### SELECTED EXCERPT ###

Metamath Proof Explorer

Theorem cbvralfw

Description: Rule used to change bound variables, using implicit substitution. Version of cbvralf with a disjoint variable condition, which does not require ax-10 , ax-13 . (Contributed by NM, 7-Mar-2004) (Revised by Gino Giotto, 23-May-2024)

		Ref	Expression
	Hypotheses	cbvralfw.1	$⊢ \underline{Ⅎ} x A$
		cbvralfw.2	$⊢ \underline{Ⅎ} y A$
		cbvralfw.3	$⊢ Ⅎ y φ$
		cbvralfw.4	$⊢ Ⅎ x ψ$
		cbvralfw.5	$⊢ x = y \to (φ \leftrightarrow ψ)$
	Assertion	cbvralfw	$⊢ \forall x \in A φ \leftrightarrow \forall y \in A ψ$

Proof

Step	Hyp	Ref	Expression
1		cbvralfw.1	$⊢ \underline{Ⅎ} x A$
2		cbvralfw.2	$⊢ \underline{Ⅎ} y A$
3		cbvralfw.3	$⊢ Ⅎ y φ$
4		cbvralfw.4	$⊢ Ⅎ x ψ$
5		cbvralfw.5	$⊢ x = y \to (φ \leftrightarrow ψ)$
6	2	nfcri	$⊢ Ⅎ y x \in A$
7	6 3	nfim	$⊢ Ⅎ y (x \in A \to φ)$
8	1	nfcri	$⊢ Ⅎ x y \in A$
9	8 4	nfim	$⊢ Ⅎ x (y \in A \to ψ)$
10		eleq1w	$⊢ x = y \to (x \in A \leftrightarrow y \in A)$
11	10 5	imbi12d	$⊢ x = y \to ((x \in A \to φ) \leftrightarrow (y \in A \to ψ))$
12	7 9 11	cbvalv1	$⊢ \forall x (x \in A \to φ) \leftrightarrow \forall y (y \in A \to ψ)$
13		df-ral	$⊢ \forall x \in A φ \leftrightarrow \forall x (x \in A \to φ)$
14		df-ral	$⊢ \forall y \in A ψ \leftrightarrow \forall y (y \in A \to ψ)$
15	12 13 14	3bitr4i	$⊢ \forall x \in A φ \leftrightarrow \forall y \in A ψ$

### DATASET EXCERPTS ###

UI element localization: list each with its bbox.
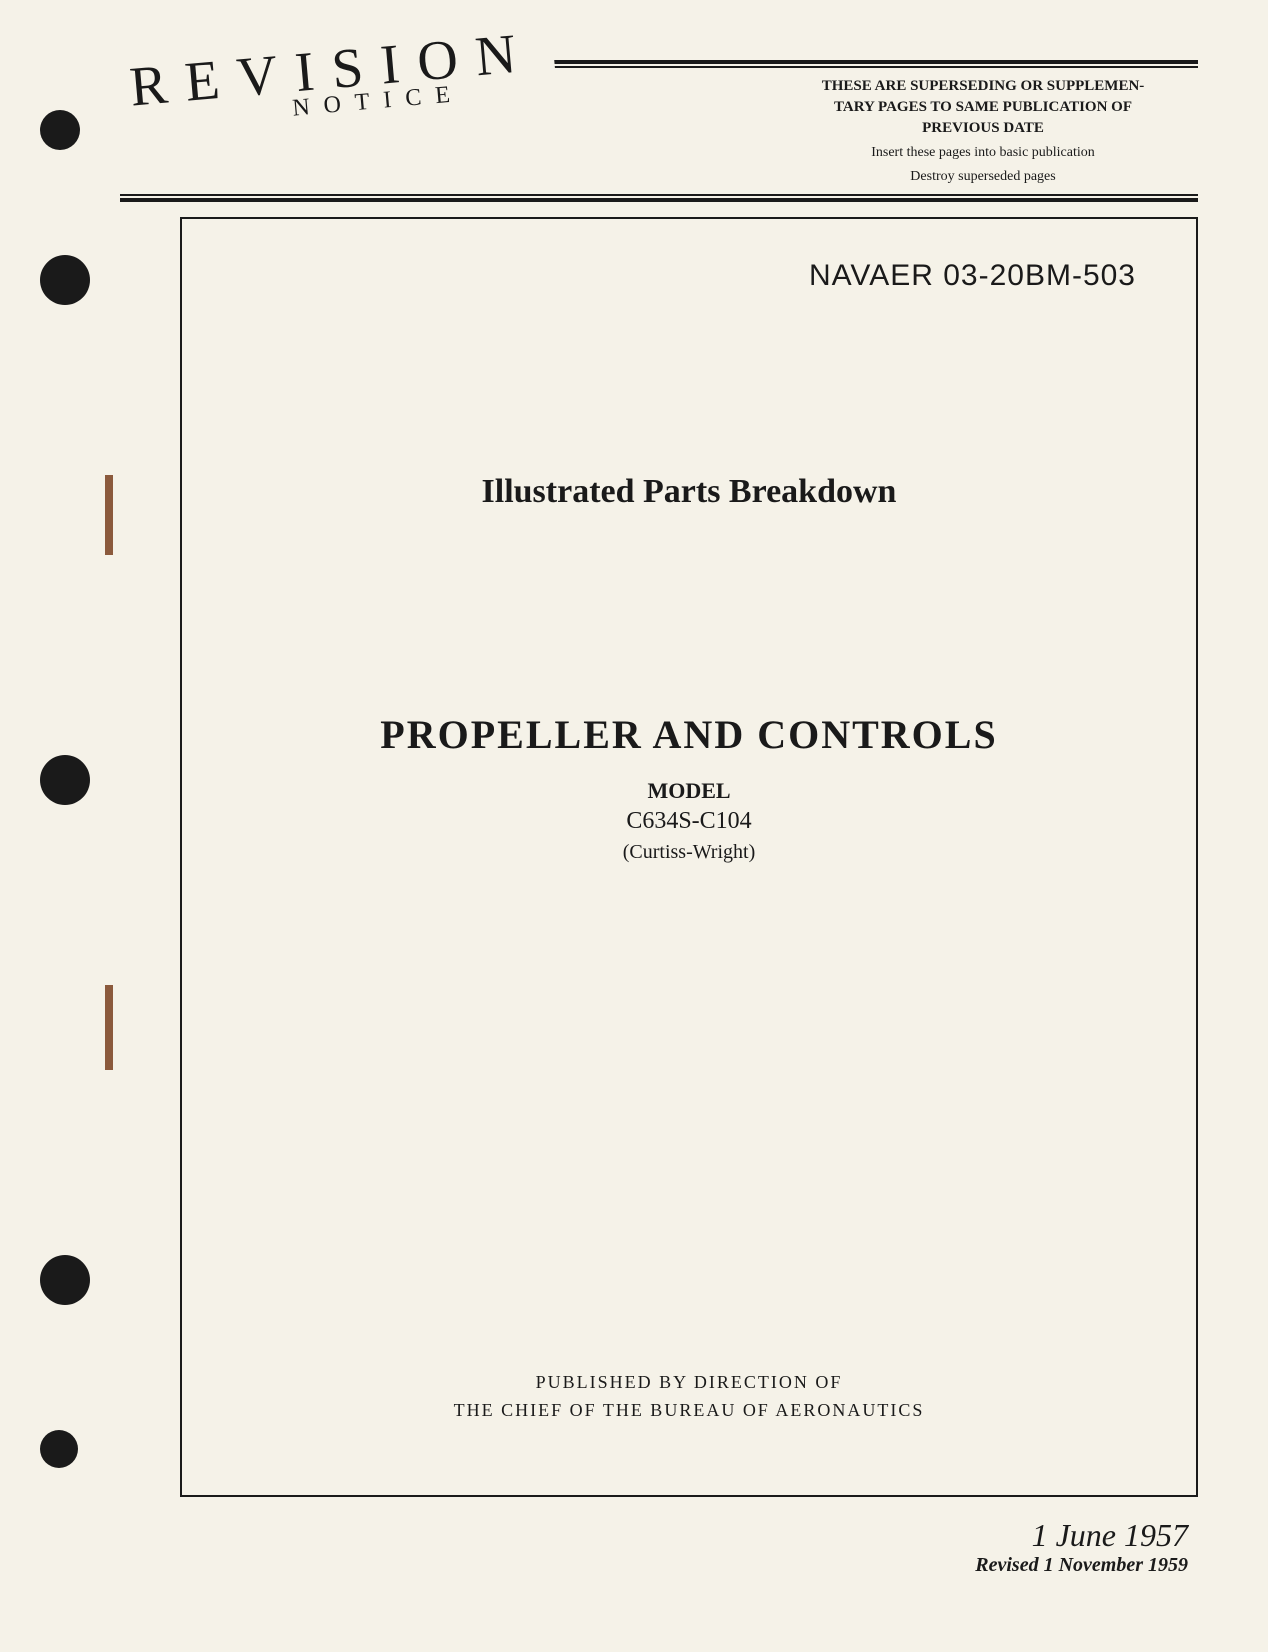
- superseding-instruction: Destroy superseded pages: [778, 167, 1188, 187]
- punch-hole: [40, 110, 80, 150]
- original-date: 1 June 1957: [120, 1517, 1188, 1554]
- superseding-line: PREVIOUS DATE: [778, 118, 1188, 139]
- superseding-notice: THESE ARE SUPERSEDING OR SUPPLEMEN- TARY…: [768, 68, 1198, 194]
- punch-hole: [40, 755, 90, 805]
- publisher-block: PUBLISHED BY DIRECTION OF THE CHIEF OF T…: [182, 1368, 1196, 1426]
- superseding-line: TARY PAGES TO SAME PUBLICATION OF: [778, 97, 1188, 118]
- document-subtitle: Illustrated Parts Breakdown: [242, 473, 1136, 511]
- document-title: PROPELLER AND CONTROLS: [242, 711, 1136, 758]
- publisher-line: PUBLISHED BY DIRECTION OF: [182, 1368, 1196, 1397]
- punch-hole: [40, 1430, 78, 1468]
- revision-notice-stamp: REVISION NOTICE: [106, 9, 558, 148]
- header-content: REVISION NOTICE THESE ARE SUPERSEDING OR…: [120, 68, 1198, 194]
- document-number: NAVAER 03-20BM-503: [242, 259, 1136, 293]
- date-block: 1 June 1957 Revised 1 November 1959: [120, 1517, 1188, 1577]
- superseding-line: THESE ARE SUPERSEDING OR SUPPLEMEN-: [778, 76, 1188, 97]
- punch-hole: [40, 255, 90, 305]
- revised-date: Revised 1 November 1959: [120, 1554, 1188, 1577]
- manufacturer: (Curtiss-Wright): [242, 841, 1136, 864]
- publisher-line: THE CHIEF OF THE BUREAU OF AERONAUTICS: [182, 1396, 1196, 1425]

###

• [STATED EXERCISE 1] Quote the stretch of the cbvralfw theorem page from "Metamath Proof Explorer" through "Gino Giotto, 23-May-2024)".
• [STATED EXERCISE 2] Print the stretch of the entries from the line containing "- superseding-instruction: Destroy" through the end of the entries.

• [FULL ANSWER 1]
Metamath Proof Explorer

Theorem cbvralfw

Description: Rule used to change bound variables, using implicit substitution. Version of cbvralf with a disjoint variable condition, which does not require ax-10 , ax-13 . (Contributed by NM, 7-Mar-2004) (Revised by Gino Giotto, 23-May-2024)

• [FULL ANSWER 2]
- superseding-instruction: Destroy superseded pages: [778, 167, 1188, 187]
- punch-hole: [40, 110, 80, 150]
- original-date: 1 June 1957: [120, 1517, 1188, 1554]
- superseding-line: PREVIOUS DATE: [778, 118, 1188, 139]
- superseding-notice: THESE ARE SUPERSEDING OR SUPPLEMEN- TARY…: [768, 68, 1198, 194]
- punch-hole: [40, 755, 90, 805]
- publisher-block: PUBLISHED BY DIRECTION OF THE CHIEF OF T…: [182, 1368, 1196, 1426]
- superseding-line: TARY PAGES TO SAME PUBLICATION OF: [778, 97, 1188, 118]
- document-subtitle: Illustrated Parts Breakdown: [242, 473, 1136, 511]
- document-title: PROPELLER AND CONTROLS: [242, 711, 1136, 758]
- publisher-line: PUBLISHED BY DIRECTION OF: [182, 1368, 1196, 1397]
- punch-hole: [40, 1430, 78, 1468]
- revision-notice-stamp: REVISION NOTICE: [106, 9, 558, 148]
- header-content: REVISION NOTICE THESE ARE SUPERSEDING OR…: [120, 68, 1198, 194]
- document-number: NAVAER 03-20BM-503: [242, 259, 1136, 293]
- date-block: 1 June 1957 Revised 1 November 1959: [120, 1517, 1188, 1577]
- superseding-line: THESE ARE SUPERSEDING OR SUPPLEMEN-: [778, 76, 1188, 97]
- punch-hole: [40, 255, 90, 305]
- revised-date: Revised 1 November 1959: [120, 1554, 1188, 1577]
- manufacturer: (Curtiss-Wright): [242, 841, 1136, 864]
- publisher-line: THE CHIEF OF THE BUREAU OF AERONAUTICS: [182, 1396, 1196, 1425]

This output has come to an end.